*** Data ***

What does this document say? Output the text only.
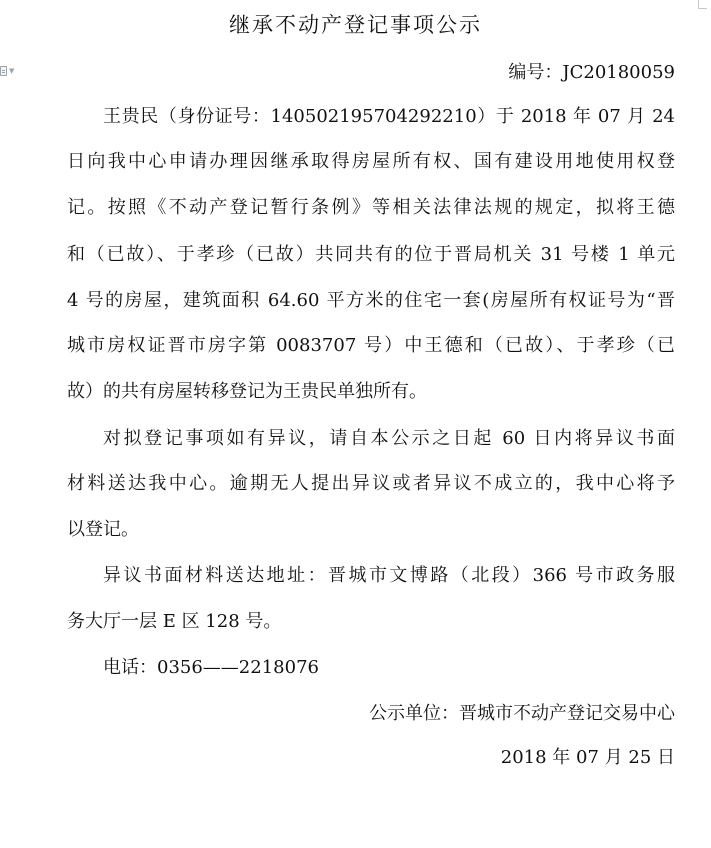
▼
继承不动产登记事项公示
编号：JC20180059
王贵民（身份证号：140502195704292210）于 2018 年 07 月 24
日向我中心申请办理因继承取得房屋所有权、国有建设用地使用权登
记。按照《不动产登记暂行条例》等相关法律法规的规定，拟将王德
和（已故）、于孝珍（已故）共同共有的位于晋局机关 31 号楼 1 单元
4 号的房屋，建筑面积 64.60 平方米的住宅一套(房屋所有权证号为“晋
城市房权证晋市房字第 0083707 号）中王德和（已故）、于孝珍（已
故）的共有房屋转移登记为王贵民单独所有。
对拟登记事项如有异议，请自本公示之日起 60 日内将异议书面
材料送达我中心。逾期无人提出异议或者异议不成立的，我中心将予
以登记。
异议书面材料送达地址：晋城市文博路（北段）366 号市政务服
务大厅一层 E 区 128 号。
电话：0356——2218076
公示单位：晋城市不动产登记交易中心
2018 年 07 月 25 日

***

Repeat the records above verbatim, with no pictures in the result.

● Correct response
What does this document say? Output the text only.
▼
继承不动产登记事项公示
编号：JC20180059
王贵民（身份证号：140502195704292210）于 2018 年 07 月 24
日向我中心申请办理因继承取得房屋所有权、国有建设用地使用权登
记。按照《不动产登记暂行条例》等相关法律法规的规定，拟将王德
和（已故）、于孝珍（已故）共同共有的位于晋局机关 31 号楼 1 单元
4 号的房屋，建筑面积 64.60 平方米的住宅一套(房屋所有权证号为“晋
城市房权证晋市房字第 0083707 号）中王德和（已故）、于孝珍（已
故）的共有房屋转移登记为王贵民单独所有。
对拟登记事项如有异议，请自本公示之日起 60 日内将异议书面
材料送达我中心。逾期无人提出异议或者异议不成立的，我中心将予
以登记。
异议书面材料送达地址：晋城市文博路（北段）366 号市政务服
务大厅一层 E 区 128 号。
电话：0356——2218076
公示单位：晋城市不动产登记交易中心
2018 年 07 月 25 日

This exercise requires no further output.